Goal: All of the material below is to be retyped exactly.

Data for this exercise:

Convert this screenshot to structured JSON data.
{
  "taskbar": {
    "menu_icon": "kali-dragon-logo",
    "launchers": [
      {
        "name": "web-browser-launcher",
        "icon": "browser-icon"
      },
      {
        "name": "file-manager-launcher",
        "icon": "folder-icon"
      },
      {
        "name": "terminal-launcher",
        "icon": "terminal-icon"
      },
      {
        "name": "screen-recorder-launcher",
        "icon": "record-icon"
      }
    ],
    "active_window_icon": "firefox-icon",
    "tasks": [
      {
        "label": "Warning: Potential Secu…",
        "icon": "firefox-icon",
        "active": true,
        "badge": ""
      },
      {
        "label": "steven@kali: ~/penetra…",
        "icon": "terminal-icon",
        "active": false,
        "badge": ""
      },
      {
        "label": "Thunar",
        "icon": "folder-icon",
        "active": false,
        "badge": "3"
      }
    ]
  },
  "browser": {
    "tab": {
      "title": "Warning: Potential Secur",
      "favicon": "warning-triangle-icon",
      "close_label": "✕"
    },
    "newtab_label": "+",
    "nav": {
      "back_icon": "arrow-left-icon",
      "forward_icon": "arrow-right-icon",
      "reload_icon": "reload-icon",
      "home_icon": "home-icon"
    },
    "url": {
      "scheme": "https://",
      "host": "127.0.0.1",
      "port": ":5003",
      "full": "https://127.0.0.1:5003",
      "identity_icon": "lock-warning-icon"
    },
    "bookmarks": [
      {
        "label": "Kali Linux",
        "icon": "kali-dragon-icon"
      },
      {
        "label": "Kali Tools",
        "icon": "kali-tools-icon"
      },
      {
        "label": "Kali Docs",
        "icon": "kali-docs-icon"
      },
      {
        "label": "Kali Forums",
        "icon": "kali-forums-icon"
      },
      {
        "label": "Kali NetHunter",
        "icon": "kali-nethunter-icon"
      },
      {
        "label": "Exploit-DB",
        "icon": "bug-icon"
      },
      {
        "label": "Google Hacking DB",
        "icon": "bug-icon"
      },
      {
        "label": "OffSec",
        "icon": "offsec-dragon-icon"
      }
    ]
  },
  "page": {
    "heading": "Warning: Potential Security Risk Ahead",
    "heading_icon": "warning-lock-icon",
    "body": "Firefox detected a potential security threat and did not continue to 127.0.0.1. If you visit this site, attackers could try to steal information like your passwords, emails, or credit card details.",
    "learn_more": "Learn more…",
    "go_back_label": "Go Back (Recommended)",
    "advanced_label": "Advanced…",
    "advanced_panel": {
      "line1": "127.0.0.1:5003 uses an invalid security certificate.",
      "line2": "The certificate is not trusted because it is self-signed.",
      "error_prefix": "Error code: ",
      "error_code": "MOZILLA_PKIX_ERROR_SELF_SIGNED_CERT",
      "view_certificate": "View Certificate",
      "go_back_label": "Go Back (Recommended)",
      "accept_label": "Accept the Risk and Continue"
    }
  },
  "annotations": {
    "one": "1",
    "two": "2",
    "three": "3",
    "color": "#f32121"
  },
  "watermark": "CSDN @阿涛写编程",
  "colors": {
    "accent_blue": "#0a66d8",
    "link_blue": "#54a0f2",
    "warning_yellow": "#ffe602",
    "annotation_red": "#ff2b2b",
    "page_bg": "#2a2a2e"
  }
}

Right answer:
Convert this screenshot to structured JSON data.
{
  "taskbar": {
    "menu_icon": "kali-dragon-logo",
    "launchers": [
      {
        "name": "web-browser-launcher",
        "icon": "browser-icon"
      },
      {
        "name": "file-manager-launcher",
        "icon": "folder-icon"
      },
      {
        "name": "terminal-launcher",
        "icon": "terminal-icon"
      },
      {
        "name": "screen-recorder-launcher",
        "icon": "record-icon"
      }
    ],
    "active_window_icon": "firefox-icon",
    "tasks": [
      {
        "label": "Warning: Potential Secu…",
        "icon": "firefox-icon",
        "active": true,
        "badge": ""
      },
      {
        "label": "steven@kali: ~/penetra…",
        "icon": "terminal-icon",
        "active": false,
        "badge": ""
      },
      {
        "label": "Thunar",
        "icon": "folder-icon",
        "active": false,
        "badge": "3"
      }
    ]
  },
  "browser": {
    "tab": {
      "title": "Warning: Potential Secur",
      "favicon": "warning-triangle-icon",
      "close_label": "✕"
    },
    "newtab_label": "+",
    "nav": {
      "back_icon": "arrow-left-icon",
      "forward_icon": "arrow-right-icon",
      "reload_icon": "reload-icon",
      "home_icon": "home-icon"
    },
    "url": {
      "scheme": "https://",
      "host": "127.0.0.1",
      "port": ":5003",
      "full": "https://127.0.0.1:5003",
      "identity_icon": "lock-warning-icon"
    },
    "bookmarks": [
      {
        "label": "Kali Linux",
        "icon": "kali-dragon-icon"
      },
      {
        "label": "Kali Tools",
        "icon": "kali-tools-icon"
      },
      {
        "label": "Kali Docs",
        "icon": "kali-docs-icon"
      },
      {
        "label": "Kali Forums",
        "icon": "kali-forums-icon"
      },
      {
        "label": "Kali NetHunter",
        "icon": "kali-nethunter-icon"
      },
      {
        "label": "Exploit-DB",
        "icon": "bug-icon"
      },
      {
        "label": "Google Hacking DB",
        "icon": "bug-icon"
      },
      {
        "label": "OffSec",
        "icon": "offsec-dragon-icon"
      }
    ]
  },
  "page": {
    "heading": "Warning: Potential Security Risk Ahead",
    "heading_icon": "warning-lock-icon",
    "body": "Firefox detected a potential security threat and did not continue to 127.0.0.1. If you visit this site, attackers could try to steal information like your passwords, emails, or credit card details.",
    "learn_more": "Learn more…",
    "go_back_label": "Go Back (Recommended)",
    "advanced_label": "Advanced…",
    "advanced_panel": {
      "line1": "127.0.0.1:5003 uses an invalid security certificate.",
      "line2": "The certificate is not trusted because it is self-signed.",
      "error_prefix": "Error code: ",
      "error_code": "MOZILLA_PKIX_ERROR_SELF_SIGNED_CERT",
      "view_certificate": "View Certificate",
      "go_back_label": "Go Back (Recommended)",
      "accept_label": "Accept the Risk and Continue"
    }
  },
  "annotations": {
    "one": "1",
    "two": "2",
    "three": "3",
    "color": "#f32121"
  },
  "watermark": "CSDN @阿涛写编程",
  "colors": {
    "accent_blue": "#0a66d8",
    "link_blue": "#54a0f2",
    "warning_yellow": "#ffe602",
    "annotation_red": "#ff2b2b",
    "page_bg": "#2a2a2e"
  }
}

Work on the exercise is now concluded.